Tell how many lines have the string "text" in them, and write nothing besides the number.

Dataset entries
━━━━━━━━━━━━━━━━━━━━━━━━━━━━━━

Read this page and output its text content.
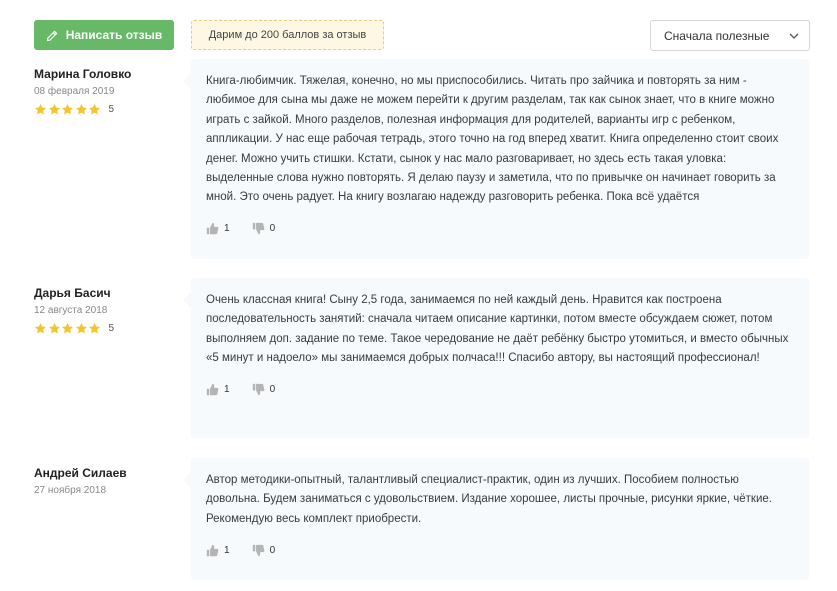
Написать отзыв	Дарим до 200 баллов за отзыв	Сначала полезные
Марина Головко
08 февраля 2019
5
Книга-любимчик. Тяжелая, конечно, но мы приспособились. Читать про зайчика и повторять за ним - любимое для сына мы даже не можем перейти к другим разделам, так как сынок знает, что в книге можно играть с зайкой. Много разделов, полезная информация для родителей, варианты игр с ребенком, аппликации. У нас еще рабочая тетрадь, этого точно на год вперед хватит. Книга определенно стоит своих денег. Можно учить стишки. Кстати, сынок у нас мало разговаривает, но здесь есть такая уловка: выделенные слова нужно повторять. Я делаю паузу и заметила, что по привычке он начинает говорить за мной. Это очень радует. На книгу возлагаю надежду разговорить ребенка. Пока всё удаётся
1	0
Дарья Басич
12 августа 2018
5
Очень классная книга! Сыну 2,5 года, занимаемся по ней каждый день. Нравится как построена последовательность занятий: сначала читаем описание картинки, потом вместе обсуждаем сюжет, потом выполняем доп. задание по теме. Такое чередование не даёт ребёнку быстро утомиться, и вместо обычных «5 минут и надоело» мы занимаемся добрых полчаса!!! Спасибо автору, вы настоящий профессионал!
1	0
Андрей Силаев
27 ноября 2018
Автор методики-опытный, талантливый специалист-практик, один из лучших. Пособием полностью довольна. Будем заниматься с удовольствием. Издание хорошее, листы прочные, рисунки яркие, чёткие. Рекомендую весь комплект приобрести.
1	0
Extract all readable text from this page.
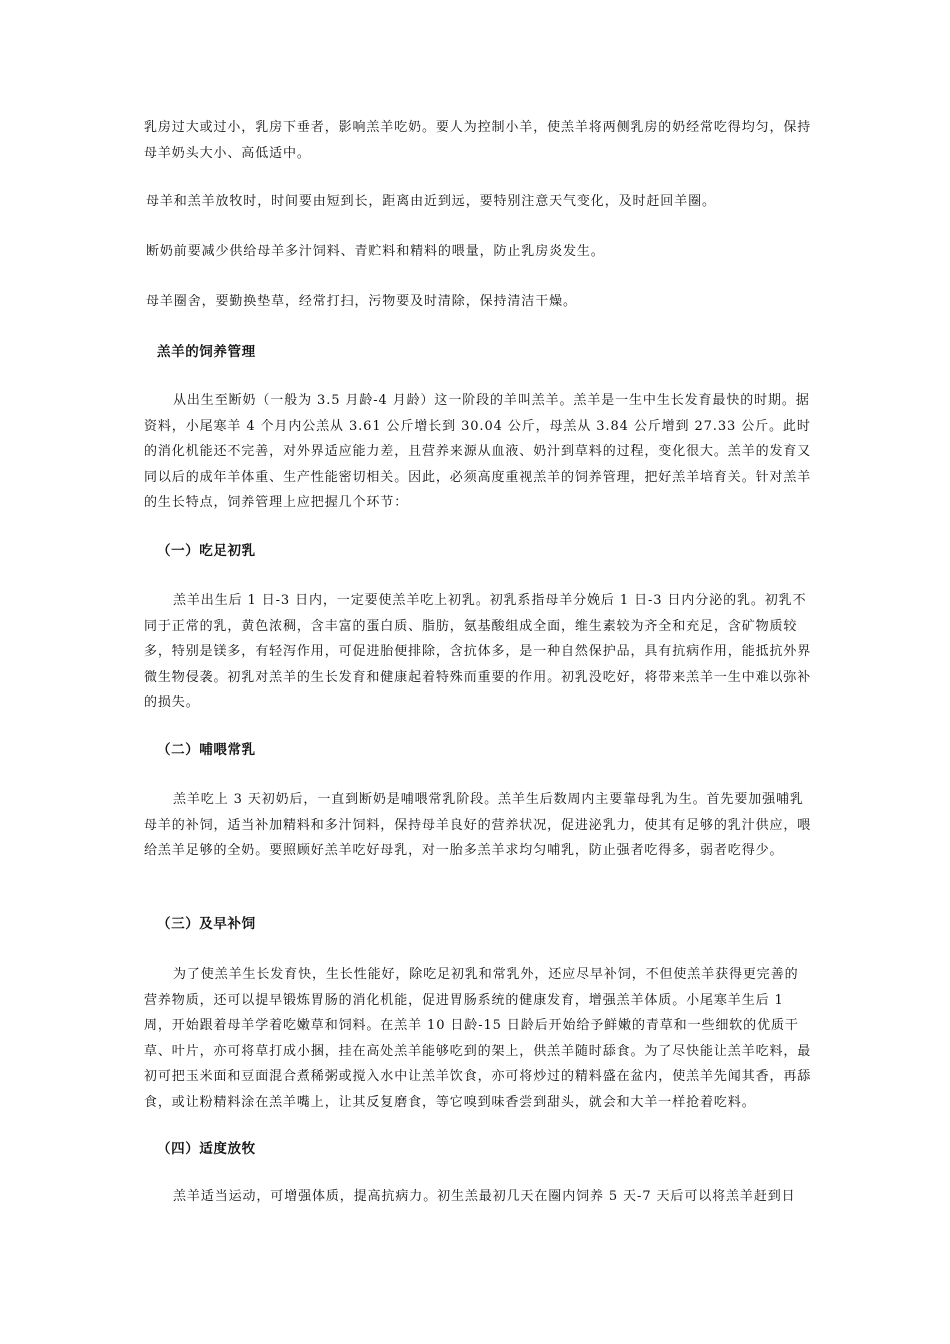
乳房过大或过小，乳房下垂者，影响羔羊吃奶。要人为控制小羊，使羔羊将两侧乳房的奶经常吃得均匀，保持母羊奶头大小、高低适中。

母羊和羔羊放牧时，时间要由短到长，距离由近到远，要特别注意天气变化，及时赶回羊圈。

断奶前要减少供给母羊多汁饲料、青贮料和精料的喂量，防止乳房炎发生。

母羊圈舍，要勤换垫草，经常打扫，污物要及时清除，保持清洁干燥。

羔羊的饲养管理

从出生至断奶（一般为 3.5 月龄-4 月龄）这一阶段的羊叫羔羊。羔羊是一生中生长发育最快的时期。据资料，小尾寒羊 4 个月内公羔从 3.61 公斤增长到 30.04 公斤，母羔从 3.84 公斤增到 27.33 公斤。此时的消化机能还不完善，对外界适应能力差，且营养来源从血液、奶汁到草料的过程，变化很大。羔羊的发育又同以后的成年羊体重、生产性能密切相关。因此，必须高度重视羔羊的饲养管理，把好羔羊培育关。针对羔羊的生长特点，饲养管理上应把握几个环节：

（一）吃足初乳

羔羊出生后 1 日-3 日内，一定要使羔羊吃上初乳。初乳系指母羊分娩后 1 日-3 日内分泌的乳。初乳不同于正常的乳，黄色浓稠，含丰富的蛋白质、脂肪，氨基酸组成全面，维生素较为齐全和充足，含矿物质较多，特别是镁多，有轻泻作用，可促进胎便排除，含抗体多，是一种自然保护品，具有抗病作用，能抵抗外界微生物侵袭。初乳对羔羊的生长发育和健康起着特殊而重要的作用。初乳没吃好，将带来羔羊一生中难以弥补的损失。

（二）哺喂常乳

羔羊吃上 3 天初奶后，一直到断奶是哺喂常乳阶段。羔羊生后数周内主要靠母乳为生。首先要加强哺乳母羊的补饲，适当补加精料和多汁饲料，保持母羊良好的营养状况，促进泌乳力，使其有足够的乳汁供应，喂给羔羊足够的全奶。要照顾好羔羊吃好母乳，对一胎多羔羊求均匀哺乳，防止强者吃得多，弱者吃得少。

（三）及早补饲

为了使羔羊生长发育快，生长性能好，除吃足初乳和常乳外，还应尽早补饲，不但使羔羊获得更完善的营养物质，还可以提早锻炼胃肠的消化机能，促进胃肠系统的健康发育，增强羔羊体质。小尾寒羊生后 1 周，开始跟着母羊学着吃嫩草和饲料。在羔羊 10 日龄-15 日龄后开始给予鲜嫩的青草和一些细软的优质干草、叶片，亦可将草打成小捆，挂在高处羔羊能够吃到的架上，供羔羊随时舔食。为了尽快能让羔羊吃料，最初可把玉米面和豆面混合煮稀粥或搅入水中让羔羊饮食，亦可将炒过的精料盛在盆内，使羔羊先闻其香，再舔食，或让粉精料涂在羔羊嘴上，让其反复磨食，等它嗅到味香尝到甜头，就会和大羊一样抢着吃料。

（四）适度放牧

羔羊适当运动，可增强体质，提高抗病力。初生羔最初几天在圈内饲养 5 天-7 天后可以将羔羊赶到日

━━━━━━━━━━━━━━━━━━━━━━━━━━━━━━

Task response. 2